Required work: Look through the listing for the word "麻婆豆腐". Copy each line that has it.
=======
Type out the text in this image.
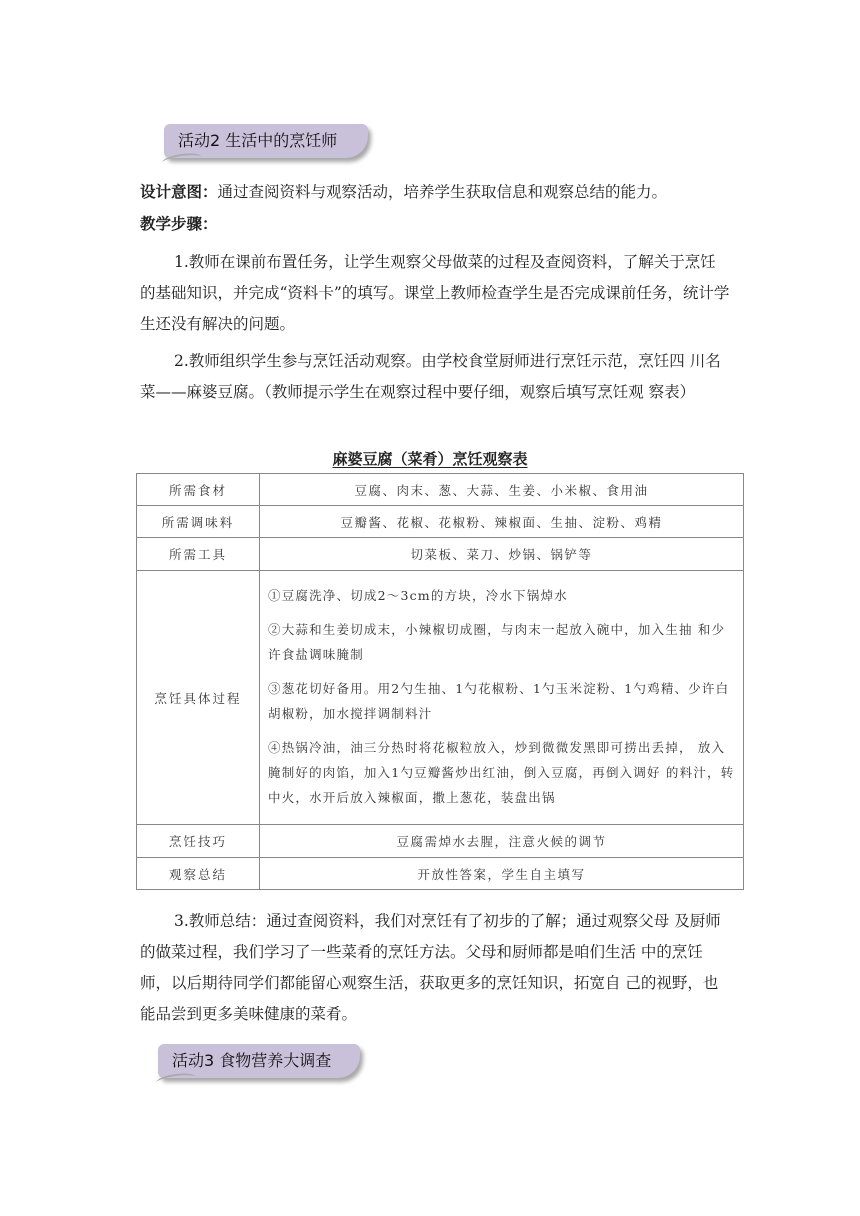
活动2 生活中的烹饪师

设计意图：通过查阅资料与观察活动，培养学生获取信息和观察总结的能力。

教学步骤：

1.教师在课前布置任务，让学生观察父母做菜的过程及查阅资料，了解关于烹饪的基础知识，并完成“资料卡”的填写。课堂上教师检查学生是否完成课前任务，统计学生还没有解决的问题。

2.教师组织学生参与烹饪活动观察。由学校食堂厨师进行烹饪示范，烹饪四 川名菜——麻婆豆腐。（教师提示学生在观察过程中要仔细，观察后填写烹饪观 察表）

麻婆豆腐（菜肴）烹饪观察表
所需食材	豆腐、肉末、葱、大蒜、生姜、小米椒、食用油
所需调味料	豆瓣酱、花椒、花椒粉、辣椒面、生抽、淀粉、鸡精
所需工具	切菜板、菜刀、炒锅、锅铲等
烹饪具体过程	①豆腐洗净、切成2～3cm的方块，冷水下锅焯水

②大蒜和生姜切成末，小辣椒切成圈，与肉末一起放入碗中，加入生抽 和少许食盐调味腌制

③葱花切好备用。用2勺生抽、1勺花椒粉、1勺玉米淀粉、1勺鸡精、少许白胡椒粉，加水搅拌调制料汁

④热锅冷油，油三分热时将花椒粒放入，炒到微微发黑即可捞出丢掉， 放入腌制好的肉馅，加入1勺豆瓣酱炒出红油，倒入豆腐，再倒入调好 的料汁，转中火，水开后放入辣椒面，撒上葱花，装盘出锅

烹饪技巧	豆腐需焯水去腥，注意火候的调节
观察总结	开放性答案，学生自主填写

3.教师总结：通过查阅资料，我们对烹饪有了初步的了解；通过观察父母 及厨师的做菜过程，我们学习了一些菜肴的烹饪方法。父母和厨师都是咱们生活 中的烹饪师，以后期待同学们都能留心观察生活，获取更多的烹饪知识，拓宽自 己的视野，也能品尝到更多美味健康的菜肴。

活动3 食物营养大调查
=======
Response to this exercise:
2.教师组织学生参与烹饪活动观察。由学校食堂厨师进行烹饪示范，烹饪四 川名菜——麻婆豆腐。（教师提示学生在观察过程中要仔细，观察后填写烹饪观 察表）
麻婆豆腐（菜肴）烹饪观察表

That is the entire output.